TASK INSTRUCTIONS.
Do not include the pictures; repeat the rest of the data exactly.

(Dataset records on visual material)
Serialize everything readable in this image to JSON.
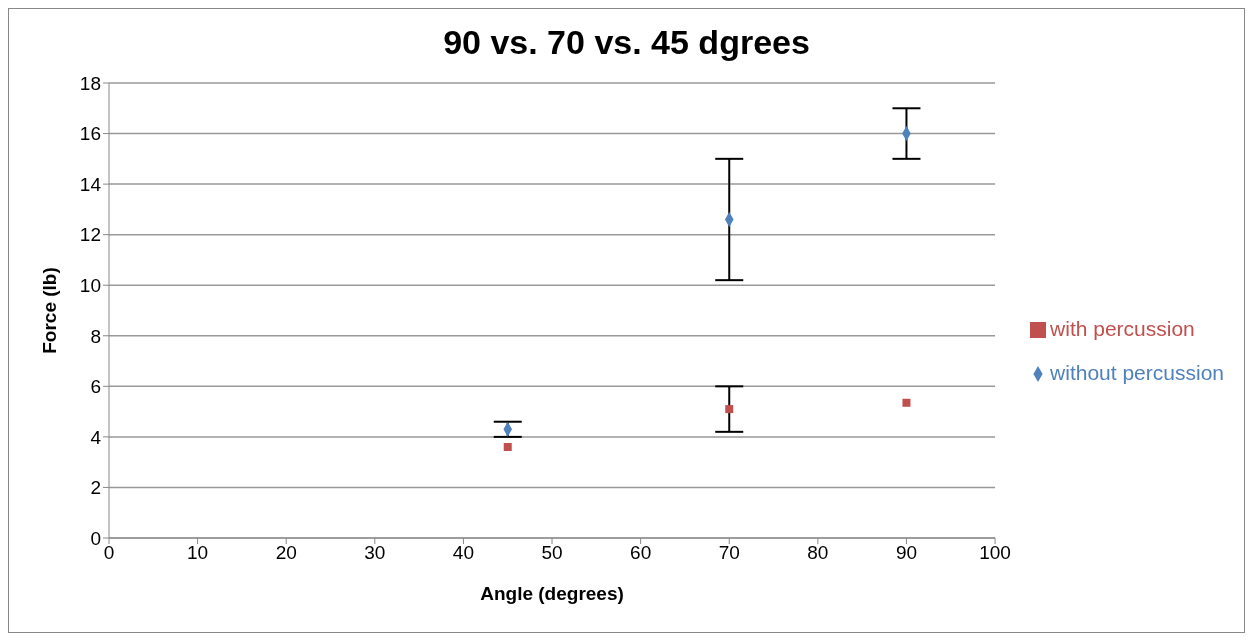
{
  "chart_data": {
    "type": "scatter",
    "title": "90 vs. 70 vs. 45 dgrees",
    "xlabel": "Angle (degrees)",
    "ylabel": "Force (lb)",
    "x": [
      45,
      70,
      90
    ],
    "series": [
      {
        "name": "without percussion",
        "color": "#4f81bd",
        "marker": "diamond",
        "values": [
          4.3,
          12.6,
          16
        ],
        "errors": [
          0.3,
          2.4,
          1
        ]
      },
      {
        "name": "with percussion",
        "color": "#c0504d",
        "marker": "square",
        "values": [
          3.6,
          5.1,
          5.35
        ],
        "errors": [
          null,
          0.9,
          null
        ]
      }
    ],
    "xlim": [
      0,
      100
    ],
    "xticks": [
      0,
      10,
      20,
      30,
      40,
      50,
      60,
      70,
      80,
      90,
      100
    ],
    "ylim": [
      0,
      18
    ],
    "yticks": [
      0,
      2,
      4,
      6,
      8,
      10,
      12,
      14,
      16,
      18
    ],
    "grid": "y",
    "legend": "right"
  }
}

RESPONSE.
Serialize everything readable in this image to JSON.
{
  "chart_data": {
    "type": "scatter",
    "title": "90 vs. 70 vs. 45 dgrees",
    "xlabel": "Angle (degrees)",
    "ylabel": "Force (lb)",
    "x": [
      45,
      70,
      90
    ],
    "series": [
      {
        "name": "without percussion",
        "color": "#4f81bd",
        "marker": "diamond",
        "values": [
          4.3,
          12.6,
          16
        ],
        "errors": [
          0.3,
          2.4,
          1
        ]
      },
      {
        "name": "with percussion",
        "color": "#c0504d",
        "marker": "square",
        "values": [
          3.6,
          5.1,
          5.35
        ],
        "errors": [
          null,
          0.9,
          null
        ]
      }
    ],
    "xlim": [
      0,
      100
    ],
    "xticks": [
      0,
      10,
      20,
      30,
      40,
      50,
      60,
      70,
      80,
      90,
      100
    ],
    "ylim": [
      0,
      18
    ],
    "yticks": [
      0,
      2,
      4,
      6,
      8,
      10,
      12,
      14,
      16,
      18
    ],
    "grid": "y",
    "legend": "right"
  }
}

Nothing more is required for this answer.